→ Set exercise: Only the pictures are left out: repeat the rest of the entries exactly.

start

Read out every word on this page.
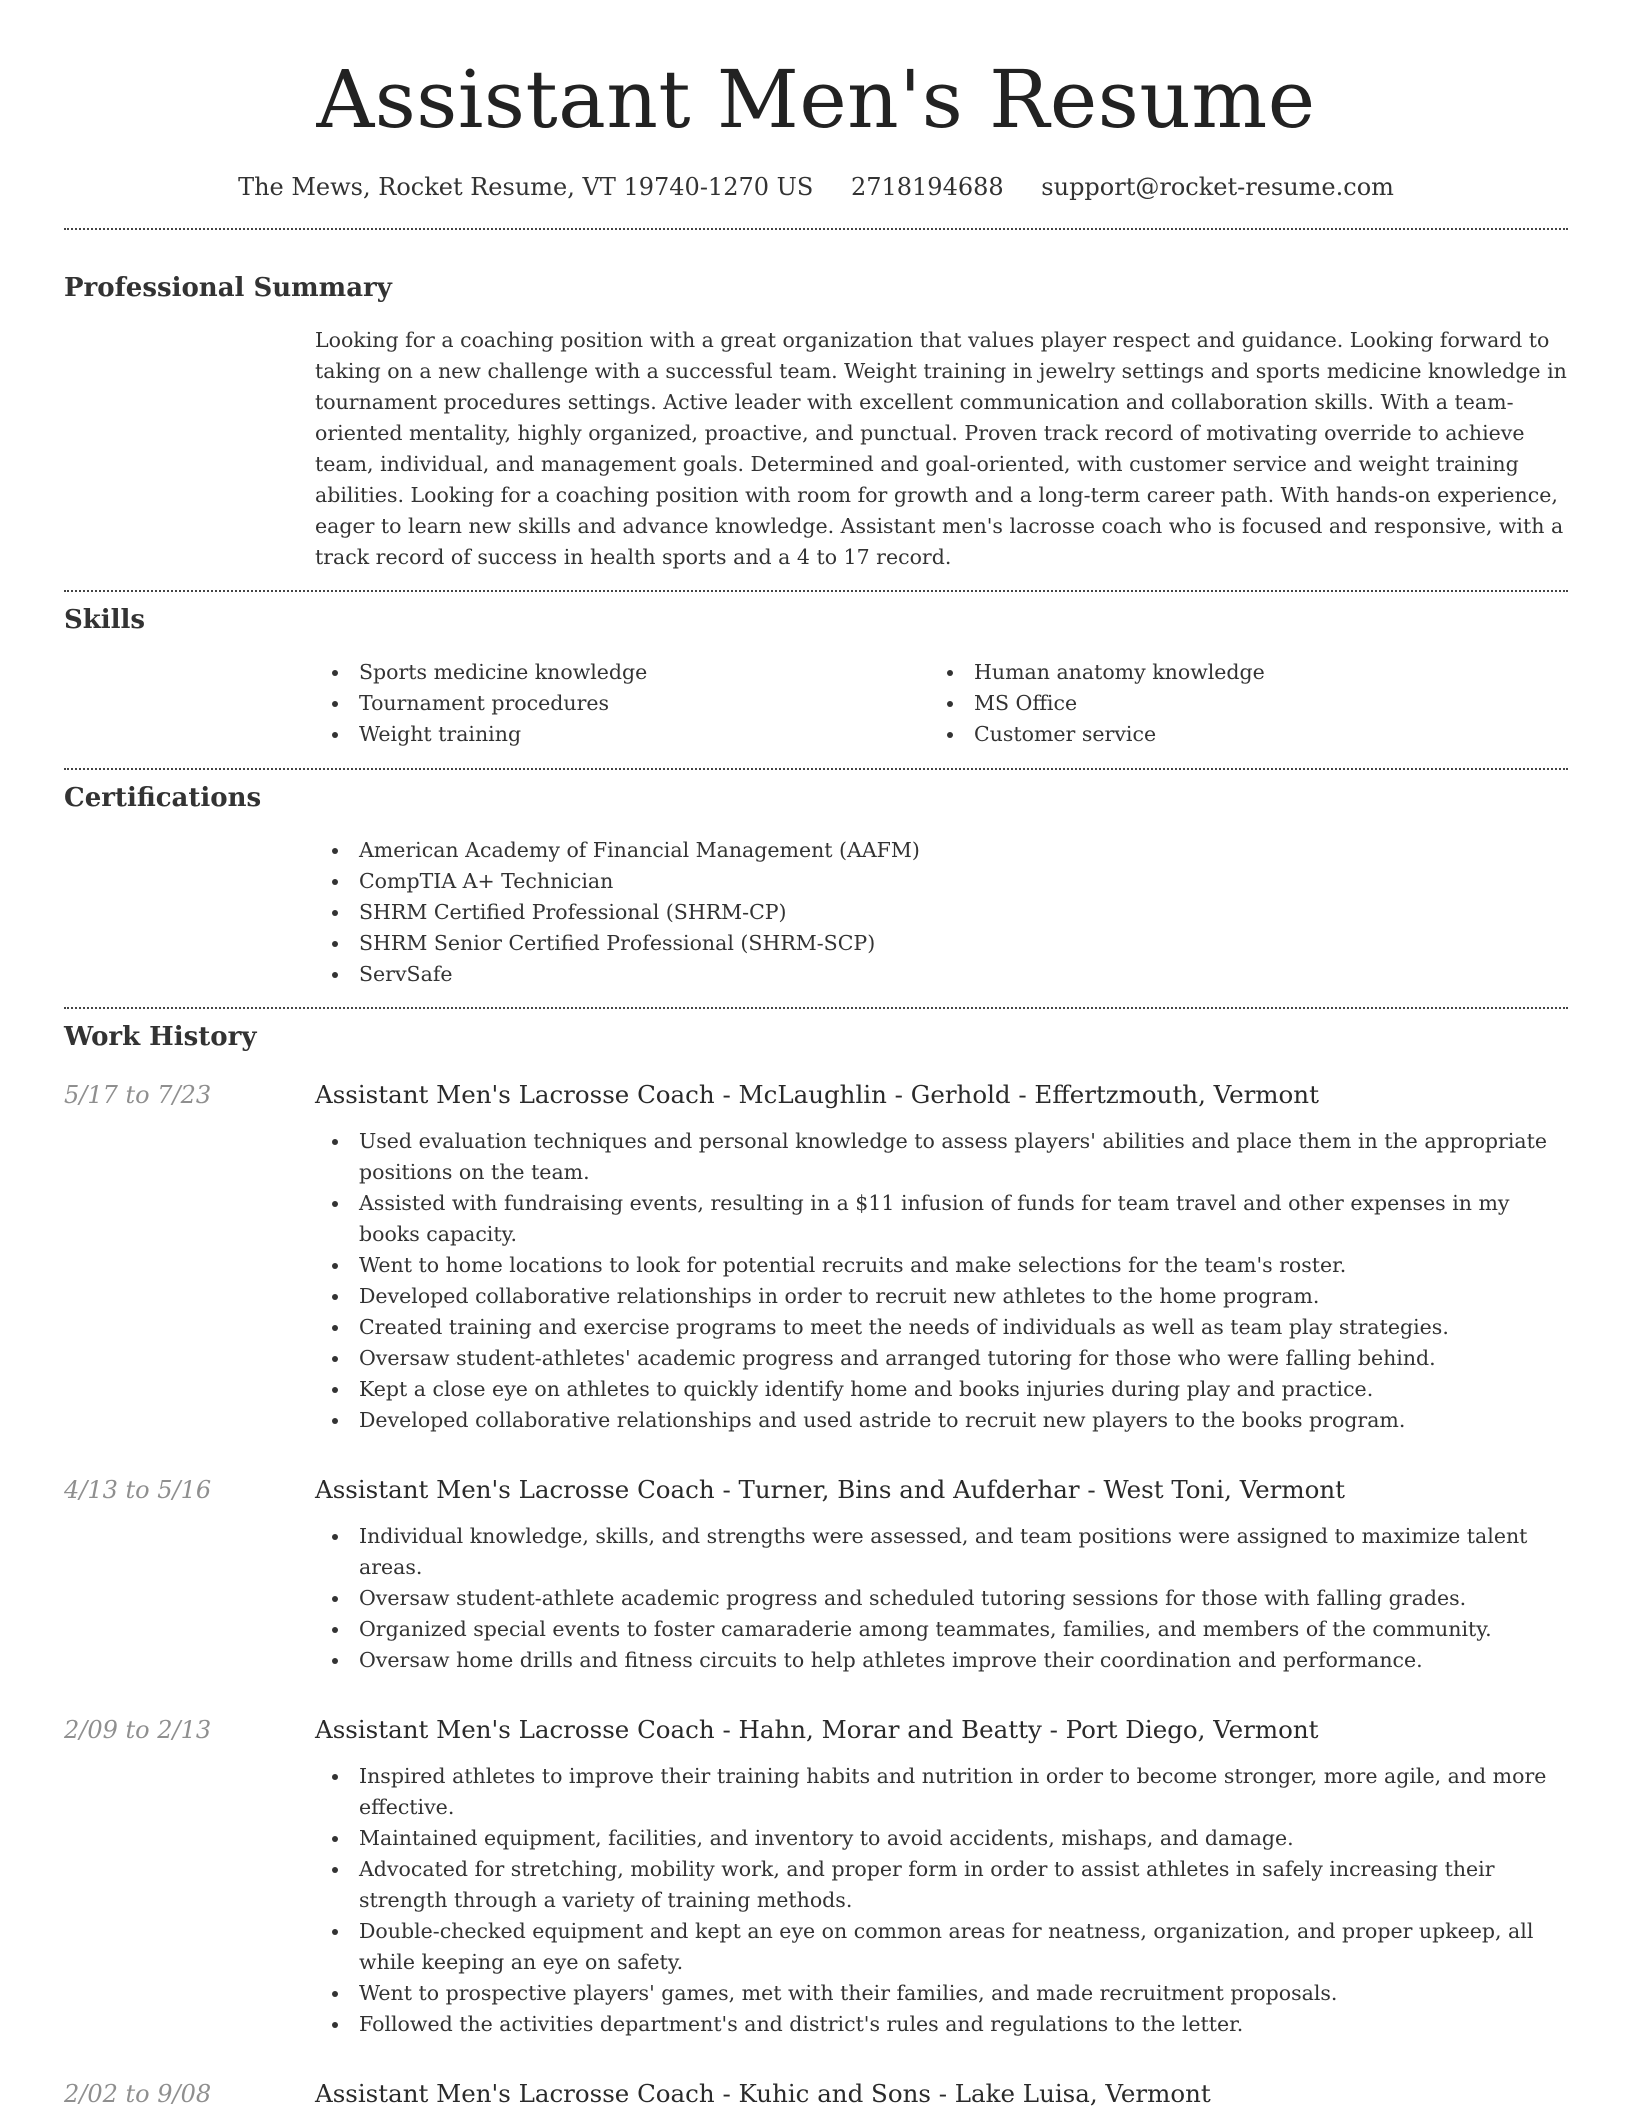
Assistant Men's Resume
The Mews, Rocket Resume, VT 19740-1270 US 2718194688 support@rocket-resume.com
Professional Summary

Looking for a coaching position with a great organization that values player respect and guidance. Looking forward to taking on a new challenge with a successful team. Weight training in jewelry settings and sports medicine knowledge in tournament procedures settings. Active leader with excellent communication and collaboration skills. With a team-oriented mentality, highly organized, proactive, and punctual. Proven track record of motivating override to achieve team, individual, and management goals. Determined and goal-oriented, with customer service and weight training abilities. Looking for a coaching position with room for growth and a long-term career path. With hands-on experience, eager to learn new skills and advance knowledge. Assistant men's lacrosse coach who is focused and responsive, with a track record of success in health sports and a 4 to 17 record.

Skills
Sports medicine knowledge
Tournament procedures
Weight training
Human anatomy knowledge
MS Office
Customer service
Certifications
American Academy of Financial Management (AAFM)
CompTIA A+ Technician
SHRM Certified Professional (SHRM-CP)
SHRM Senior Certified Professional (SHRM-SCP)
ServSafe
Work History
5/17 to 7/23	Assistant Men's Lacrosse Coach - McLaughlin - Gerhold - Effertzmouth, Vermont
Used evaluation techniques and personal knowledge to assess players' abilities and place them in the appropriate positions on the team.
Assisted with fundraising events, resulting in a $11 infusion of funds for team travel and other expenses in my books capacity.
Went to home locations to look for potential recruits and make selections for the team's roster.
Developed collaborative relationships in order to recruit new athletes to the home program.
Created training and exercise programs to meet the needs of individuals as well as team play strategies.
Oversaw student-athletes' academic progress and arranged tutoring for those who were falling behind.
Kept a close eye on athletes to quickly identify home and books injuries during play and practice.
Developed collaborative relationships and used astride to recruit new players to the books program.
4/13 to 5/16	Assistant Men's Lacrosse Coach - Turner, Bins and Aufderhar - West Toni, Vermont
Individual knowledge, skills, and strengths were assessed, and team positions were assigned to maximize talent areas.
Oversaw student-athlete academic progress and scheduled tutoring sessions for those with falling grades.
Organized special events to foster camaraderie among teammates, families, and members of the community.
Oversaw home drills and fitness circuits to help athletes improve their coordination and performance.
2/09 to 2/13	Assistant Men's Lacrosse Coach - Hahn, Morar and Beatty - Port Diego, Vermont
Inspired athletes to improve their training habits and nutrition in order to become stronger, more agile, and more effective.
Maintained equipment, facilities, and inventory to avoid accidents, mishaps, and damage.
Advocated for stretching, mobility work, and proper form in order to assist athletes in safely increasing their strength through a variety of training methods.
Double-checked equipment and kept an eye on common areas for neatness, organization, and proper upkeep, all while keeping an eye on safety.
Went to prospective players' games, met with their families, and made recruitment proposals.
Followed the activities department's and district's rules and regulations to the letter.
2/02 to 9/08	Assistant Men's Lacrosse Coach - Kuhic and Sons - Lake Luisa, Vermont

end

→ Reply:
Read out every word on this page.
Assistant Men's Resume
The Mews, Rocket Resume, VT 19740-1270 US 2718194688 support@rocket-resume.com
Professional Summary

Looking for a coaching position with a great organization that values player respect and guidance. Looking forward to taking on a new challenge with a successful team. Weight training in jewelry settings and sports medicine knowledge in tournament procedures settings. Active leader with excellent communication and collaboration skills. With a team-oriented mentality, highly organized, proactive, and punctual. Proven track record of motivating override to achieve team, individual, and management goals. Determined and goal-oriented, with customer service and weight training abilities. Looking for a coaching position with room for growth and a long-term career path. With hands-on experience, eager to learn new skills and advance knowledge. Assistant men's lacrosse coach who is focused and responsive, with a track record of success in health sports and a 4 to 17 record.

Skills
Sports medicine knowledge
Tournament procedures
Weight training
Human anatomy knowledge
MS Office
Customer service
Certifications
American Academy of Financial Management (AAFM)
CompTIA A+ Technician
SHRM Certified Professional (SHRM-CP)
SHRM Senior Certified Professional (SHRM-SCP)
ServSafe
Work History
5/17 to 7/23	Assistant Men's Lacrosse Coach - McLaughlin - Gerhold - Effertzmouth, Vermont
Used evaluation techniques and personal knowledge to assess players' abilities and place them in the appropriate positions on the team.
Assisted with fundraising events, resulting in a $11 infusion of funds for team travel and other expenses in my books capacity.
Went to home locations to look for potential recruits and make selections for the team's roster.
Developed collaborative relationships in order to recruit new athletes to the home program.
Created training and exercise programs to meet the needs of individuals as well as team play strategies.
Oversaw student-athletes' academic progress and arranged tutoring for those who were falling behind.
Kept a close eye on athletes to quickly identify home and books injuries during play and practice.
Developed collaborative relationships and used astride to recruit new players to the books program.
4/13 to 5/16	Assistant Men's Lacrosse Coach - Turner, Bins and Aufderhar - West Toni, Vermont
Individual knowledge, skills, and strengths were assessed, and team positions were assigned to maximize talent areas.
Oversaw student-athlete academic progress and scheduled tutoring sessions for those with falling grades.
Organized special events to foster camaraderie among teammates, families, and members of the community.
Oversaw home drills and fitness circuits to help athletes improve their coordination and performance.
2/09 to 2/13	Assistant Men's Lacrosse Coach - Hahn, Morar and Beatty - Port Diego, Vermont
Inspired athletes to improve their training habits and nutrition in order to become stronger, more agile, and more effective.
Maintained equipment, facilities, and inventory to avoid accidents, mishaps, and damage.
Advocated for stretching, mobility work, and proper form in order to assist athletes in safely increasing their strength through a variety of training methods.
Double-checked equipment and kept an eye on common areas for neatness, organization, and proper upkeep, all while keeping an eye on safety.
Went to prospective players' games, met with their families, and made recruitment proposals.
Followed the activities department's and district's rules and regulations to the letter.
2/02 to 9/08	Assistant Men's Lacrosse Coach - Kuhic and Sons - Lake Luisa, Vermont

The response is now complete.